◆ **TASK GOAL**: Write out the records word for word, with no pictures.

(Stored dataset items)
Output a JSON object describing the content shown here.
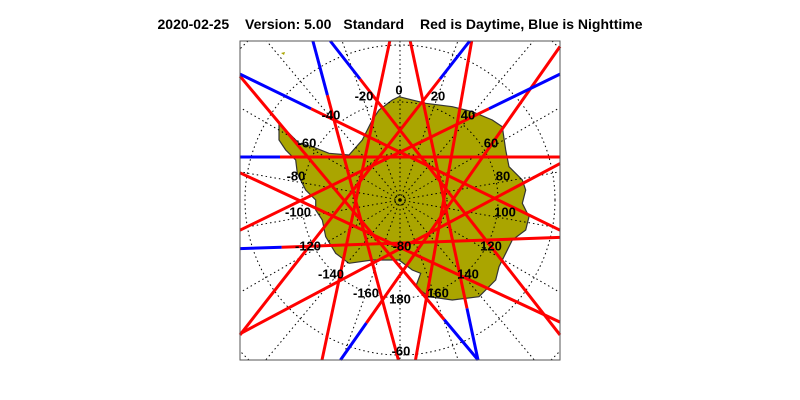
{
  "title": {
    "date": "2020-02-25",
    "version": "Version: 5.00",
    "mode": "Standard",
    "legend_text": "Red is Daytime, Blue is Nighttime"
  },
  "map": {
    "projection": "south polar stereographic",
    "land_color": "#aaa500",
    "day_color": "#ff0000",
    "night_color": "#0000ff",
    "grid_style": "dotted",
    "longitude_labels": [
      "0",
      "20",
      "40",
      "60",
      "80",
      "100",
      "120",
      "140",
      "160",
      "180",
      "-160",
      "-140",
      "-120",
      "-100",
      "-80",
      "-60",
      "-40",
      "-20"
    ],
    "latitude_labels": [
      "-80",
      "-60"
    ]
  }
}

◆ **SOLUTION TO THIS EXERCISE**:
Output a JSON object describing the content shown here.
{
  "title": {
    "date": "2020-02-25",
    "version": "Version: 5.00",
    "mode": "Standard",
    "legend_text": "Red is Daytime, Blue is Nighttime"
  },
  "map": {
    "projection": "south polar stereographic",
    "land_color": "#aaa500",
    "day_color": "#ff0000",
    "night_color": "#0000ff",
    "grid_style": "dotted",
    "longitude_labels": [
      "0",
      "20",
      "40",
      "60",
      "80",
      "100",
      "120",
      "140",
      "160",
      "180",
      "-160",
      "-140",
      "-120",
      "-100",
      "-80",
      "-60",
      "-40",
      "-20"
    ],
    "latitude_labels": [
      "-80",
      "-60"
    ]
  }
}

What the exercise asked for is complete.